§ Task directions: Take the entries below and print all of them exactly, please.

(Part of a data file)

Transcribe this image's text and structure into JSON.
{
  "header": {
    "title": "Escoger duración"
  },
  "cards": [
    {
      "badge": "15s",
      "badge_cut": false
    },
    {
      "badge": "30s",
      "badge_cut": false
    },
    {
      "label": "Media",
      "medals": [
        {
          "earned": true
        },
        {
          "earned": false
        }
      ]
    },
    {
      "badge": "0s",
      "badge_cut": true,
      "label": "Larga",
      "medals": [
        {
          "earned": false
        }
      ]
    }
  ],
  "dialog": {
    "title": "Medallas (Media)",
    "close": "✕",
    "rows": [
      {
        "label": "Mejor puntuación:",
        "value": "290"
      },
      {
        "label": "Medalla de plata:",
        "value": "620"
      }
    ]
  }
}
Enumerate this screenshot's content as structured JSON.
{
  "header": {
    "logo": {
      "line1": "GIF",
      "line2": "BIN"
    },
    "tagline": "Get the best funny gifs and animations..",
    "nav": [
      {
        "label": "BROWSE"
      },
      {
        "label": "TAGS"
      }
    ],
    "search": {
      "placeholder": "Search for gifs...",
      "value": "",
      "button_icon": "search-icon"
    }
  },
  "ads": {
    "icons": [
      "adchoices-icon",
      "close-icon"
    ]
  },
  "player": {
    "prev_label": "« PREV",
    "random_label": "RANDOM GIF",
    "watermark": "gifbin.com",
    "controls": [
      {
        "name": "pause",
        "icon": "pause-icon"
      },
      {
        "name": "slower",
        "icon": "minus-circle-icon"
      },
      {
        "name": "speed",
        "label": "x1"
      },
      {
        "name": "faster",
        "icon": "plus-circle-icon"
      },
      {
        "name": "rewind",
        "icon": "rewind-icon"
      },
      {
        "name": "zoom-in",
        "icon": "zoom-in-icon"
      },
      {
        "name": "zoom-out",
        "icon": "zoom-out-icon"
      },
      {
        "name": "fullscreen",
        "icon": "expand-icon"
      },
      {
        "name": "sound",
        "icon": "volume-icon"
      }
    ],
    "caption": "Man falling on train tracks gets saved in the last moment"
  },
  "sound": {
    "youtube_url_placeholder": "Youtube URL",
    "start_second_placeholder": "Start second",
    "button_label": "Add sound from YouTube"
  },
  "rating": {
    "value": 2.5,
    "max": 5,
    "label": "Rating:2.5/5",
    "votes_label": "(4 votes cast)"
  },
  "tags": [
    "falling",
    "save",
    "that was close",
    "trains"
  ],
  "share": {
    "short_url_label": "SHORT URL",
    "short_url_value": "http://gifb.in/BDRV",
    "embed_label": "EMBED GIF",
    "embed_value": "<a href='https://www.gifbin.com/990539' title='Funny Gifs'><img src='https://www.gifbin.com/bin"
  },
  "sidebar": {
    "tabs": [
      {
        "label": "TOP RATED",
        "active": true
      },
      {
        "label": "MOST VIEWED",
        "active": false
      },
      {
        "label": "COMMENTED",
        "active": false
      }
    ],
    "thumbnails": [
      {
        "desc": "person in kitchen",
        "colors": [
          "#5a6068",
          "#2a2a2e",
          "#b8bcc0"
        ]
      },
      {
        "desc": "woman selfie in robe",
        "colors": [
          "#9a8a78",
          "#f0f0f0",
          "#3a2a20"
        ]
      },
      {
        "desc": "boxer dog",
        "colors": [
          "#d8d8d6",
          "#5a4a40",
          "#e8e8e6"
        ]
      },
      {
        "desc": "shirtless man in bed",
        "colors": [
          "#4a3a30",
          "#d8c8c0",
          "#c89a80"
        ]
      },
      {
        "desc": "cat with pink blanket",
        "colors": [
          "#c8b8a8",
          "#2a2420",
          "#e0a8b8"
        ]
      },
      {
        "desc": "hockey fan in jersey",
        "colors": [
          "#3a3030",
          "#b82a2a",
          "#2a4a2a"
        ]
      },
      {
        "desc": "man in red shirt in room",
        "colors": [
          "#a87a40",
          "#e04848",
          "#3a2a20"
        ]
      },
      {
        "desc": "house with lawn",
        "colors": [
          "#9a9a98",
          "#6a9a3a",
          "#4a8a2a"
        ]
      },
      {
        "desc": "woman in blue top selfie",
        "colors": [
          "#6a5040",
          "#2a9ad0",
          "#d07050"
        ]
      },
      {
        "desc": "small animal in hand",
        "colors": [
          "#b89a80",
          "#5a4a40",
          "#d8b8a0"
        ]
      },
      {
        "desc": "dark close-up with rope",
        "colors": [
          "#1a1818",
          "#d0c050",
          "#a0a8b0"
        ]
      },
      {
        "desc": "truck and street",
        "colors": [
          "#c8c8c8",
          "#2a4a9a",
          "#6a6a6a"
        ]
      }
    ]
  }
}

§ Written answer:
Transcribe this image's text and structure into JSON.
{
  "header": {
    "title": "Escoger duración"
  },
  "cards": [
    {
      "badge": "15s",
      "badge_cut": false
    },
    {
      "badge": "30s",
      "badge_cut": false
    },
    {
      "label": "Media",
      "medals": [
        {
          "earned": true
        },
        {
          "earned": false
        }
      ]
    },
    {
      "badge": "0s",
      "badge_cut": true,
      "label": "Larga",
      "medals": [
        {
          "earned": false
        }
      ]
    }
  ],
  "dialog": {
    "title": "Medallas (Media)",
    "close": "✕",
    "rows": [
      {
        "label": "Mejor puntuación:",
        "value": "290"
      },
      {
        "label": "Medalla de plata:",
        "value": "620"
      }
    ]
  }
}
Enumerate this screenshot's content as structured JSON.
{
  "header": {
    "logo": {
      "line1": "GIF",
      "line2": "BIN"
    },
    "tagline": "Get the best funny gifs and animations..",
    "nav": [
      {
        "label": "BROWSE"
      },
      {
        "label": "TAGS"
      }
    ],
    "search": {
      "placeholder": "Search for gifs...",
      "value": "",
      "button_icon": "search-icon"
    }
  },
  "ads": {
    "icons": [
      "adchoices-icon",
      "close-icon"
    ]
  },
  "player": {
    "prev_label": "« PREV",
    "random_label": "RANDOM GIF",
    "watermark": "gifbin.com",
    "controls": [
      {
        "name": "pause",
        "icon": "pause-icon"
      },
      {
        "name": "slower",
        "icon": "minus-circle-icon"
      },
      {
        "name": "speed",
        "label": "x1"
      },
      {
        "name": "faster",
        "icon": "plus-circle-icon"
      },
      {
        "name": "rewind",
        "icon": "rewind-icon"
      },
      {
        "name": "zoom-in",
        "icon": "zoom-in-icon"
      },
      {
        "name": "zoom-out",
        "icon": "zoom-out-icon"
      },
      {
        "name": "fullscreen",
        "icon": "expand-icon"
      },
      {
        "name": "sound",
        "icon": "volume-icon"
      }
    ],
    "caption": "Man falling on train tracks gets saved in the last moment"
  },
  "sound": {
    "youtube_url_placeholder": "Youtube URL",
    "start_second_placeholder": "Start second",
    "button_label": "Add sound from YouTube"
  },
  "rating": {
    "value": 2.5,
    "max": 5,
    "label": "Rating:2.5/5",
    "votes_label": "(4 votes cast)"
  },
  "tags": [
    "falling",
    "save",
    "that was close",
    "trains"
  ],
  "share": {
    "short_url_label": "SHORT URL",
    "short_url_value": "http://gifb.in/BDRV",
    "embed_label": "EMBED GIF",
    "embed_value": "<a href='https://www.gifbin.com/990539' title='Funny Gifs'><img src='https://www.gifbin.com/bin"
  },
  "sidebar": {
    "tabs": [
      {
        "label": "TOP RATED",
        "active": true
      },
      {
        "label": "MOST VIEWED",
        "active": false
      },
      {
        "label": "COMMENTED",
        "active": false
      }
    ],
    "thumbnails": [
      {
        "desc": "person in kitchen",
        "colors": [
          "#5a6068",
          "#2a2a2e",
          "#b8bcc0"
        ]
      },
      {
        "desc": "woman selfie in robe",
        "colors": [
          "#9a8a78",
          "#f0f0f0",
          "#3a2a20"
        ]
      },
      {
        "desc": "boxer dog",
        "colors": [
          "#d8d8d6",
          "#5a4a40",
          "#e8e8e6"
        ]
      },
      {
        "desc": "shirtless man in bed",
        "colors": [
          "#4a3a30",
          "#d8c8c0",
          "#c89a80"
        ]
      },
      {
        "desc": "cat with pink blanket",
        "colors": [
          "#c8b8a8",
          "#2a2420",
          "#e0a8b8"
        ]
      },
      {
        "desc": "hockey fan in jersey",
        "colors": [
          "#3a3030",
          "#b82a2a",
          "#2a4a2a"
        ]
      },
      {
        "desc": "man in red shirt in room",
        "colors": [
          "#a87a40",
          "#e04848",
          "#3a2a20"
        ]
      },
      {
        "desc": "house with lawn",
        "colors": [
          "#9a9a98",
          "#6a9a3a",
          "#4a8a2a"
        ]
      },
      {
        "desc": "woman in blue top selfie",
        "colors": [
          "#6a5040",
          "#2a9ad0",
          "#d07050"
        ]
      },
      {
        "desc": "small animal in hand",
        "colors": [
          "#b89a80",
          "#5a4a40",
          "#d8b8a0"
        ]
      },
      {
        "desc": "dark close-up with rope",
        "colors": [
          "#1a1818",
          "#d0c050",
          "#a0a8b0"
        ]
      },
      {
        "desc": "truck and street",
        "colors": [
          "#c8c8c8",
          "#2a4a9a",
          "#6a6a6a"
        ]
      }
    ]
  }
}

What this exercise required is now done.